#### What is needed
Check every line below for the word "body" and copy the ones that have it.
(Extracted data Opens)
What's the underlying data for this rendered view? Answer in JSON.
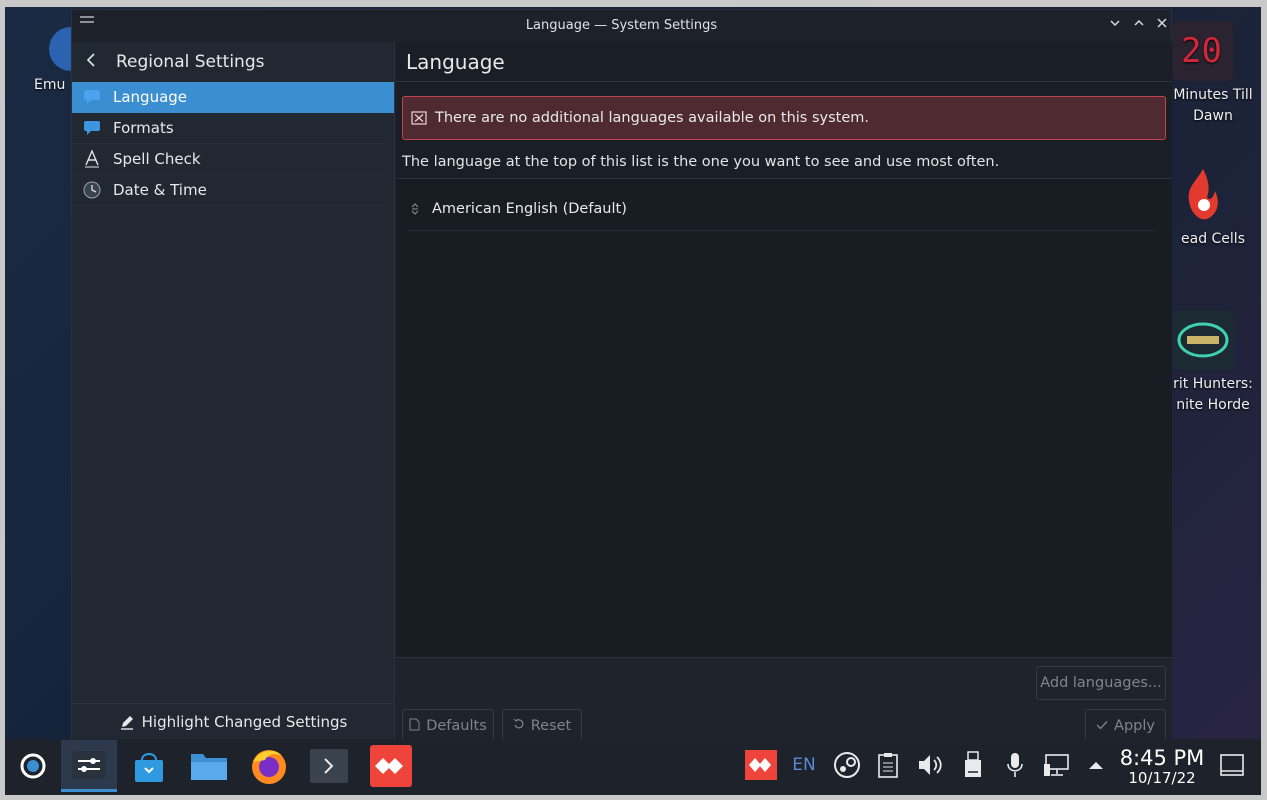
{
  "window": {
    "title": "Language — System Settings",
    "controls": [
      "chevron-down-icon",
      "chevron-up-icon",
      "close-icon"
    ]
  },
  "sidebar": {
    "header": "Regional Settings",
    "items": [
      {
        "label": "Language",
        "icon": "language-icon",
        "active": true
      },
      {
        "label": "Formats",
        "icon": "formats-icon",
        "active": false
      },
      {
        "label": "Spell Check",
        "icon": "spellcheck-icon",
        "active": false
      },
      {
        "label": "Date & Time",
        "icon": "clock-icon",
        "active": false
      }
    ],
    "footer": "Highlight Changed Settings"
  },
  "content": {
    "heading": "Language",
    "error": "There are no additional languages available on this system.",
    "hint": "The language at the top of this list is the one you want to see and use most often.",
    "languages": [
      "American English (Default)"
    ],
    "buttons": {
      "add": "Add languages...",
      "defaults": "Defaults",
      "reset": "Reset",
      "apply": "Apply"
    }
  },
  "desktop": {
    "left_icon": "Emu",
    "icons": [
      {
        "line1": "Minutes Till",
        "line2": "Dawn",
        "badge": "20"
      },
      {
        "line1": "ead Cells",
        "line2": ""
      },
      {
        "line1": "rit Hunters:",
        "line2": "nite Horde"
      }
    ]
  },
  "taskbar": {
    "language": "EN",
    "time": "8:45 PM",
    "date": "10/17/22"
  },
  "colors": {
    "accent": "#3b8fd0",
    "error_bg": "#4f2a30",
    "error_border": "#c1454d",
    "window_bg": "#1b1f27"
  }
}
(Extracted data Closes)
(Extracted data Opens)
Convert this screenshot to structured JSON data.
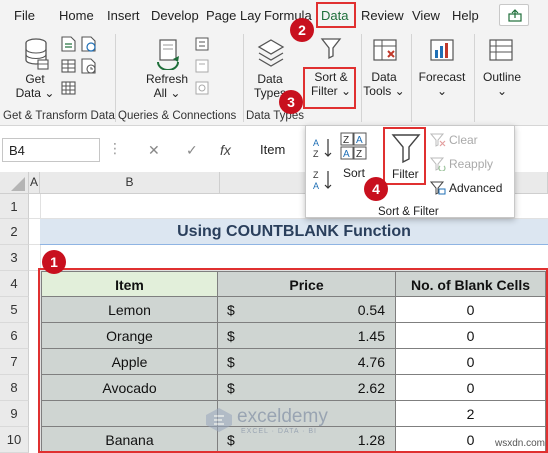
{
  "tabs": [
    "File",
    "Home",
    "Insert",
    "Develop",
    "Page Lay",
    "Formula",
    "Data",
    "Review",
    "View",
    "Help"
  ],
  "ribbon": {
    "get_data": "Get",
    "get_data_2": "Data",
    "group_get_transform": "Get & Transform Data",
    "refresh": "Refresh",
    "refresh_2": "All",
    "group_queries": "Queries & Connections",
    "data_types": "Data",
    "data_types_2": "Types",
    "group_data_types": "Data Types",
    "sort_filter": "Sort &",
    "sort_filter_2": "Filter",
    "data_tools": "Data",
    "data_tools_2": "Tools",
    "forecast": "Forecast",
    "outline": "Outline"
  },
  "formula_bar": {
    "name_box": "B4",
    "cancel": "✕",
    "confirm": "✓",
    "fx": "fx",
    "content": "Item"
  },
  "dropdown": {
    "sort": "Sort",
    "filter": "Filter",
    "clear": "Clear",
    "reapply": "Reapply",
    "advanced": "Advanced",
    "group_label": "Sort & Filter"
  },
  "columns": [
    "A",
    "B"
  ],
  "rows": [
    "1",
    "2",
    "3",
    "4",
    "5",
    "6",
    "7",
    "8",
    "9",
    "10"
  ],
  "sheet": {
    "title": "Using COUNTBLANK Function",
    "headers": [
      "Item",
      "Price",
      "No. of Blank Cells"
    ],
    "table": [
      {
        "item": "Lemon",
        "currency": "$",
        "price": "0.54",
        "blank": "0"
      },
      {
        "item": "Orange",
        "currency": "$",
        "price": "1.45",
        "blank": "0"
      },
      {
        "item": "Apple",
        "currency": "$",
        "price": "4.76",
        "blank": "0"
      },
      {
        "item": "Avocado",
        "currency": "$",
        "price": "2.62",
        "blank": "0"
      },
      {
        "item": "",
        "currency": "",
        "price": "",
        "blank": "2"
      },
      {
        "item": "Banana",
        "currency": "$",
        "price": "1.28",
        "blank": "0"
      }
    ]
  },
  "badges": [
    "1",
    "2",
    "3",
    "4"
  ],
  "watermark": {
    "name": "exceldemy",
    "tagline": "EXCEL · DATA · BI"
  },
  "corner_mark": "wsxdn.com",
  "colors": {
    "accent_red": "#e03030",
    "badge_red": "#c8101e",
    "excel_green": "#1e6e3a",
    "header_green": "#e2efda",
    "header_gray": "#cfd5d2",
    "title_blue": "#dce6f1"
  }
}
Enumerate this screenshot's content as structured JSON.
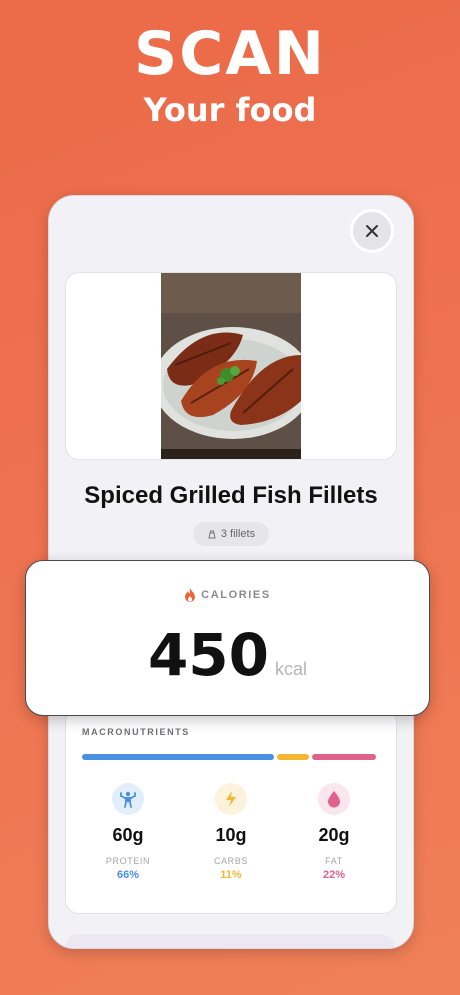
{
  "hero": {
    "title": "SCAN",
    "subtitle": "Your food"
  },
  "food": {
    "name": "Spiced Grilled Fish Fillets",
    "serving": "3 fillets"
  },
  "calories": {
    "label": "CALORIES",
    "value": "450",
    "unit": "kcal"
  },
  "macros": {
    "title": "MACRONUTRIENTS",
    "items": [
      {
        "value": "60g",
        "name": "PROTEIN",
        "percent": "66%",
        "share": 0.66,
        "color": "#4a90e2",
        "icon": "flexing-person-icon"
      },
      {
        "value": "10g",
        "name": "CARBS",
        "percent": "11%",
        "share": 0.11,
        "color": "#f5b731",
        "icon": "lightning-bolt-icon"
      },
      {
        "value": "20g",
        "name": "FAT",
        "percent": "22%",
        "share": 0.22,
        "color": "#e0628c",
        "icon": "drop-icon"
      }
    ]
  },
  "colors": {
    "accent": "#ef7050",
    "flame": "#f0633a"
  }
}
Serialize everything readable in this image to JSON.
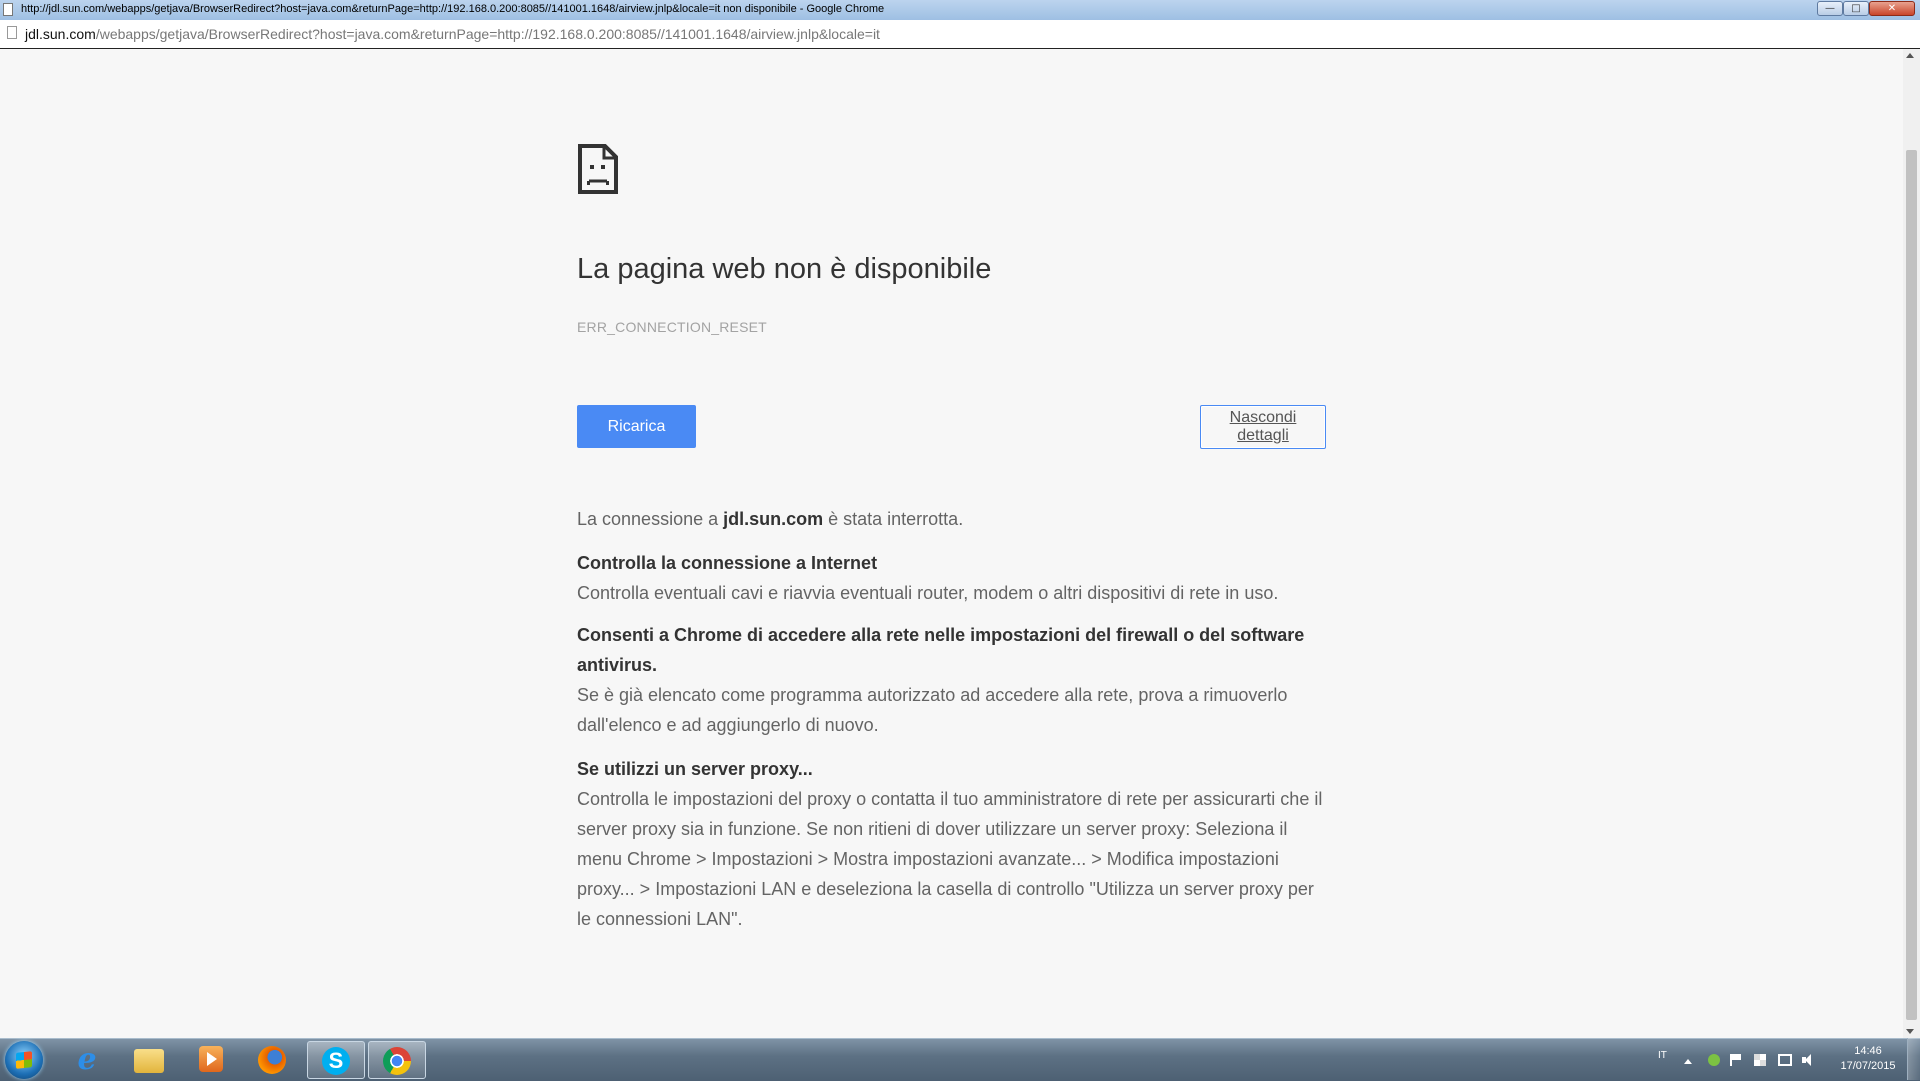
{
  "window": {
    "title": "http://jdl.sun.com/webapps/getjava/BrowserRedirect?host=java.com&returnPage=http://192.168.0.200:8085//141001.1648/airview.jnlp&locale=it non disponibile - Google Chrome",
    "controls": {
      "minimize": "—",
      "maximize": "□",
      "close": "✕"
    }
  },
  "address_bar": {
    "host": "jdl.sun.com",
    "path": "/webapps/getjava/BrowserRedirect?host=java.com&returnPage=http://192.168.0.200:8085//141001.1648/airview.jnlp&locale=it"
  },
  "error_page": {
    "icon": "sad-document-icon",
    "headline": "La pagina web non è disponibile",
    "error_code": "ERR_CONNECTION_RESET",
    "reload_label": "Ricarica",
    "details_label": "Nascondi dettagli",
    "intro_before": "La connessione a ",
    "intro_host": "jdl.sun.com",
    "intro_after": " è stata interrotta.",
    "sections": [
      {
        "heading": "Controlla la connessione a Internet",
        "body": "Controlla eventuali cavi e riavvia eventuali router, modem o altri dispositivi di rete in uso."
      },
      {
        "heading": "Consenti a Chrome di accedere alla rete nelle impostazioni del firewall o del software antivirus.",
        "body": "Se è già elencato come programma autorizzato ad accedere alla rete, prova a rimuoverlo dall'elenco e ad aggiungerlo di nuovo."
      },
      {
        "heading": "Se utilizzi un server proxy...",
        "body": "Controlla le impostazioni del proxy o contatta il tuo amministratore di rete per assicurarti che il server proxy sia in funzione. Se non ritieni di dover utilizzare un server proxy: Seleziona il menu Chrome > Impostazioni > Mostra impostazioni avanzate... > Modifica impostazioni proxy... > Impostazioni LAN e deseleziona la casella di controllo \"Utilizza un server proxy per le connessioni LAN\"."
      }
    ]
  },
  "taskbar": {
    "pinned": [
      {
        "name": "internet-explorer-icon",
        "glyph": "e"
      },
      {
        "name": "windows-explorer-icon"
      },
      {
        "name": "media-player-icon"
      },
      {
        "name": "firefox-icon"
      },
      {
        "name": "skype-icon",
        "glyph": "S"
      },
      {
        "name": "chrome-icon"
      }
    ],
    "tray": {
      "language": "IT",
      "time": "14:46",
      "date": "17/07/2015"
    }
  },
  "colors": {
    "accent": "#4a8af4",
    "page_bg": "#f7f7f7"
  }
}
(Extracted data Closes)
#### Answer box
        "body": "Controlla eventuali cavi e riavvia eventuali router, modem o altri dispositivi di rete in uso."
        "body": "Se è già elencato come programma autorizzato ad accedere alla rete, prova a rimuoverlo dall'elenco e ad aggiungerlo di nuovo."
        "body": "Controlla le impostazioni del proxy o contatta il tuo amministratore di rete per assicurarti che il server proxy sia in funzione. Se non ritieni di dover utilizzare un server proxy: Seleziona il menu Chrome > Impostazioni > Mostra impostazioni avanzate... > Modifica impostazioni proxy... > Impostazioni LAN e deseleziona la casella di controllo \"Utilizza un server proxy per le connessioni LAN\"."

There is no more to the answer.